RAW DATA =
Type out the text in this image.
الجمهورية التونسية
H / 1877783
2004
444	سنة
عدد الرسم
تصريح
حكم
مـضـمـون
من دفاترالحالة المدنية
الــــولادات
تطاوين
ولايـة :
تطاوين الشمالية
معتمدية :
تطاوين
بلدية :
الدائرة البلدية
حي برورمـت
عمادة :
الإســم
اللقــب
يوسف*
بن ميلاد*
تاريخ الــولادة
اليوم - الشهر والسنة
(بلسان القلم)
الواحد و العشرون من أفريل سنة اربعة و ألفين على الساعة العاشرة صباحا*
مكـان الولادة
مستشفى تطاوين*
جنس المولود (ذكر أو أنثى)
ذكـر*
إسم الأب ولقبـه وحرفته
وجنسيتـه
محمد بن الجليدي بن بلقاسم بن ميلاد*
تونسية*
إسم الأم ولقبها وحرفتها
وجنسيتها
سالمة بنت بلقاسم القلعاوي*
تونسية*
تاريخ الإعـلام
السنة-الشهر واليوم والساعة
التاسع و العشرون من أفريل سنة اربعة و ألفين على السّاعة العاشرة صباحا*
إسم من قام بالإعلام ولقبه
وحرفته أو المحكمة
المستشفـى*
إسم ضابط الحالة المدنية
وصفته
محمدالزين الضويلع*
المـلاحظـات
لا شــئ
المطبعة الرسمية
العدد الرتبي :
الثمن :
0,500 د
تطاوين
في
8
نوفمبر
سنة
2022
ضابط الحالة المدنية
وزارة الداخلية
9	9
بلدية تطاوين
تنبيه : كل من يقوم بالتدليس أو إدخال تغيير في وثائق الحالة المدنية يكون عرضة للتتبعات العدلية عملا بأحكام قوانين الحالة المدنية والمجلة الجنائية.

TASK =
The records above need to be transcribed in full. Keep every character unchanged.

RESULT FOR THIS EXERCISE =
Type out the text in this image.
الجمهورية التونسية
H / 1877783
2004
444	سنة
عدد الرسم
تصريح
حكم
مـضـمـون
من دفاترالحالة المدنية
الــــولادات
تطاوين
ولايـة :
تطاوين الشمالية
معتمدية :
تطاوين
بلدية :
الدائرة البلدية
حي برورمـت
عمادة :
الإســم
اللقــب
يوسف*
بن ميلاد*
تاريخ الــولادة
اليوم - الشهر والسنة
(بلسان القلم)
الواحد و العشرون من أفريل سنة اربعة و ألفين على الساعة العاشرة صباحا*
مكـان الولادة
مستشفى تطاوين*
جنس المولود (ذكر أو أنثى)
ذكـر*
إسم الأب ولقبـه وحرفته
وجنسيتـه
محمد بن الجليدي بن بلقاسم بن ميلاد*
تونسية*
إسم الأم ولقبها وحرفتها
وجنسيتها
سالمة بنت بلقاسم القلعاوي*
تونسية*
تاريخ الإعـلام
السنة-الشهر واليوم والساعة
التاسع و العشرون من أفريل سنة اربعة و ألفين على السّاعة العاشرة صباحا*
إسم من قام بالإعلام ولقبه
وحرفته أو المحكمة
المستشفـى*
إسم ضابط الحالة المدنية
وصفته
محمدالزين الضويلع*
المـلاحظـات
لا شــئ
المطبعة الرسمية
العدد الرتبي :
الثمن :
0,500 د
تطاوين
في
8
نوفمبر
سنة
2022
ضابط الحالة المدنية
وزارة الداخلية
9	9
بلدية تطاوين
تنبيه : كل من يقوم بالتدليس أو إدخال تغيير في وثائق الحالة المدنية يكون عرضة للتتبعات العدلية عملا بأحكام قوانين الحالة المدنية والمجلة الجنائية.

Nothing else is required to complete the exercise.